_Required task_
Emit the entire listing verbatim.

_Data_

((

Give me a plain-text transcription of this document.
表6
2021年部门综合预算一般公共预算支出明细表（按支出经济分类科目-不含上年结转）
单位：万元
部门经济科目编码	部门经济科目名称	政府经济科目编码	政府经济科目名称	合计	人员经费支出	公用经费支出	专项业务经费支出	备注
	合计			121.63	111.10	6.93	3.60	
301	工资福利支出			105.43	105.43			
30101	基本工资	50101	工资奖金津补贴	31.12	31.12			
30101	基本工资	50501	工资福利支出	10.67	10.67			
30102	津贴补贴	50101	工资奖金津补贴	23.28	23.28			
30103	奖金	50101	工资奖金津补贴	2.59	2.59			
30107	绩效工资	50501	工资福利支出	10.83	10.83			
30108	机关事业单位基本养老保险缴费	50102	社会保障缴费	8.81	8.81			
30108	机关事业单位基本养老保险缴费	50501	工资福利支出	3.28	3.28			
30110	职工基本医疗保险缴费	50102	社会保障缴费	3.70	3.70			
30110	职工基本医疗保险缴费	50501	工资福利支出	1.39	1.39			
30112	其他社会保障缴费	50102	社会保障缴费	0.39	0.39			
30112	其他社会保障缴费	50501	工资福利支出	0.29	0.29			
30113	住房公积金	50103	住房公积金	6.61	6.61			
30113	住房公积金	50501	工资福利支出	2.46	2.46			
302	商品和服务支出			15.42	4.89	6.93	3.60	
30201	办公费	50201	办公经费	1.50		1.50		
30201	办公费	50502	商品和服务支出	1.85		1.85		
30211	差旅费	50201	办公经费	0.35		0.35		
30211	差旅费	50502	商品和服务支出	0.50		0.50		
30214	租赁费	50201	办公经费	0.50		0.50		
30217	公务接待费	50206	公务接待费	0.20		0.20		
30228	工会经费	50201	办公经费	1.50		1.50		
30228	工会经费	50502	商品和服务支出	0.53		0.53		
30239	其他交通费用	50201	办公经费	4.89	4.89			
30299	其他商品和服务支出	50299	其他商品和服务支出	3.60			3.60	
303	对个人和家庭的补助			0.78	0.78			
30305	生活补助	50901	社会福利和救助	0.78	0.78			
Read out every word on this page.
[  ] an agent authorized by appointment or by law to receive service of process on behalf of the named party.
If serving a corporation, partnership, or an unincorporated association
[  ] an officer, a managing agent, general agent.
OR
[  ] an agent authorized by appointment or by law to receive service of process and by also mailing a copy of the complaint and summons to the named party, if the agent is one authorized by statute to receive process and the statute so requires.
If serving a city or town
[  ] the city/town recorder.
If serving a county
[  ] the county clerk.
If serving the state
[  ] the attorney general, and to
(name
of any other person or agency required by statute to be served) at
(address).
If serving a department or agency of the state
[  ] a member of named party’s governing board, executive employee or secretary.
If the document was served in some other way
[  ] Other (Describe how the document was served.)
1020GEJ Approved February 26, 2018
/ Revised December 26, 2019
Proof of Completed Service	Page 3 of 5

))

_Final answer_
Give me a plain-text transcription of this document.
表6
2021年部门综合预算一般公共预算支出明细表（按支出经济分类科目-不含上年结转）
单位：万元
部门经济科目编码	部门经济科目名称	政府经济科目编码	政府经济科目名称	合计	人员经费支出	公用经费支出	专项业务经费支出	备注
	合计			121.63	111.10	6.93	3.60	
301	工资福利支出			105.43	105.43			
30101	基本工资	50101	工资奖金津补贴	31.12	31.12			
30101	基本工资	50501	工资福利支出	10.67	10.67			
30102	津贴补贴	50101	工资奖金津补贴	23.28	23.28			
30103	奖金	50101	工资奖金津补贴	2.59	2.59			
30107	绩效工资	50501	工资福利支出	10.83	10.83			
30108	机关事业单位基本养老保险缴费	50102	社会保障缴费	8.81	8.81			
30108	机关事业单位基本养老保险缴费	50501	工资福利支出	3.28	3.28			
30110	职工基本医疗保险缴费	50102	社会保障缴费	3.70	3.70			
30110	职工基本医疗保险缴费	50501	工资福利支出	1.39	1.39			
30112	其他社会保障缴费	50102	社会保障缴费	0.39	0.39			
30112	其他社会保障缴费	50501	工资福利支出	0.29	0.29			
30113	住房公积金	50103	住房公积金	6.61	6.61			
30113	住房公积金	50501	工资福利支出	2.46	2.46			
302	商品和服务支出			15.42	4.89	6.93	3.60	
30201	办公费	50201	办公经费	1.50		1.50		
30201	办公费	50502	商品和服务支出	1.85		1.85		
30211	差旅费	50201	办公经费	0.35		0.35		
30211	差旅费	50502	商品和服务支出	0.50		0.50		
30214	租赁费	50201	办公经费	0.50		0.50		
30217	公务接待费	50206	公务接待费	0.20		0.20		
30228	工会经费	50201	办公经费	1.50		1.50		
30228	工会经费	50502	商品和服务支出	0.53		0.53		
30239	其他交通费用	50201	办公经费	4.89	4.89			
30299	其他商品和服务支出	50299	其他商品和服务支出	3.60			3.60	
303	对个人和家庭的补助			0.78	0.78			
30305	生活补助	50901	社会福利和救助	0.78	0.78			
Read out every word on this page.
[  ] an agent authorized by appointment or by law to receive service of process on behalf of the named party.
If serving a corporation, partnership, or an unincorporated association
[  ] an officer, a managing agent, general agent.
OR
[  ] an agent authorized by appointment or by law to receive service of process and by also mailing a copy of the complaint and summons to the named party, if the agent is one authorized by statute to receive process and the statute so requires.
If serving a city or town
[  ] the city/town recorder.
If serving a county
[  ] the county clerk.
If serving the state
[  ] the attorney general, and to
(name
of any other person or agency required by statute to be served) at
(address).
If serving a department or agency of the state
[  ] a member of named party’s governing board, executive employee or secretary.
If the document was served in some other way
[  ] Other (Describe how the document was served.)
1020GEJ Approved February 26, 2018
/ Revised December 26, 2019
Proof of Completed Service	Page 3 of 5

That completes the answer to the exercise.